• Instructions for the task
From the entries that follow, pick out all lines holding "this".

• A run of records
— start —
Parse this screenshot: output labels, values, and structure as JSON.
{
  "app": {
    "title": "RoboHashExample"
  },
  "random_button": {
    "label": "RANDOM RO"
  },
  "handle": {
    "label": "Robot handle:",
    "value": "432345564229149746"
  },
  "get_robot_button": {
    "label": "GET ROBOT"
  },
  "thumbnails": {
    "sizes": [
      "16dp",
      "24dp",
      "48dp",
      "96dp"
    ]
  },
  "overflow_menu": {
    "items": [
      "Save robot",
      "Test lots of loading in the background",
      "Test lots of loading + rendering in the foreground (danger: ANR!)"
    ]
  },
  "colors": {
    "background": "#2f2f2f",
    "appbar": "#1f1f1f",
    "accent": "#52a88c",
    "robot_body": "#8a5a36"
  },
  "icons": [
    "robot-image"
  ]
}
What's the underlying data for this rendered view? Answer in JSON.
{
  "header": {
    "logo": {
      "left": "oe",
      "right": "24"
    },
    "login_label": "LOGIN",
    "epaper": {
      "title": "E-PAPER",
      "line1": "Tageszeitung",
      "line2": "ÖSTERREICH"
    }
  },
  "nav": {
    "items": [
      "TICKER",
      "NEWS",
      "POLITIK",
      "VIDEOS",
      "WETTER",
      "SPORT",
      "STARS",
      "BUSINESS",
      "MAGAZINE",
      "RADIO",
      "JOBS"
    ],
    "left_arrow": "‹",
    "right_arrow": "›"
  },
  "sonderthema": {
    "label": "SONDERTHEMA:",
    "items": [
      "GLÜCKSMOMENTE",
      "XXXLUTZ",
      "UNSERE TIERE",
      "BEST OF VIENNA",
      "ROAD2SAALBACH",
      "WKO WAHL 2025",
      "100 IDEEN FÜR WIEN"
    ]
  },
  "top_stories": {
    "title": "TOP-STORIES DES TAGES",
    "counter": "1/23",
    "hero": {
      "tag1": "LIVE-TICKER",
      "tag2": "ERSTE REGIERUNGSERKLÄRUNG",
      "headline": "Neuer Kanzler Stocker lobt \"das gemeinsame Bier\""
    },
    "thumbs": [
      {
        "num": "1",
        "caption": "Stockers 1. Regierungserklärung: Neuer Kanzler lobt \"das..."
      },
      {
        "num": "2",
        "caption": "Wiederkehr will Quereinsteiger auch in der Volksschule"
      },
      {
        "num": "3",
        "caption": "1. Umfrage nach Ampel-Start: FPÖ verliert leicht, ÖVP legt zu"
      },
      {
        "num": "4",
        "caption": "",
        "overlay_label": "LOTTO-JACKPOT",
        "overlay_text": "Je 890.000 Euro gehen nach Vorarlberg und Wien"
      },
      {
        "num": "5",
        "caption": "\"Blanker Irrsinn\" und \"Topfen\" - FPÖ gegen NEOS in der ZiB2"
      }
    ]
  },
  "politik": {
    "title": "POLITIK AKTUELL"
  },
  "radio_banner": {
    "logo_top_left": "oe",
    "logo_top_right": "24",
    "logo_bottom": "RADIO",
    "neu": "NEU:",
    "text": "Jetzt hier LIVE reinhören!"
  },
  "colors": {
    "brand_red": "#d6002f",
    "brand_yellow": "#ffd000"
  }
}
— end —
• Result below
Parse this screenshot: output labels, values, and structure as JSON.
What's the underlying data for this rendered view? Answer in JSON.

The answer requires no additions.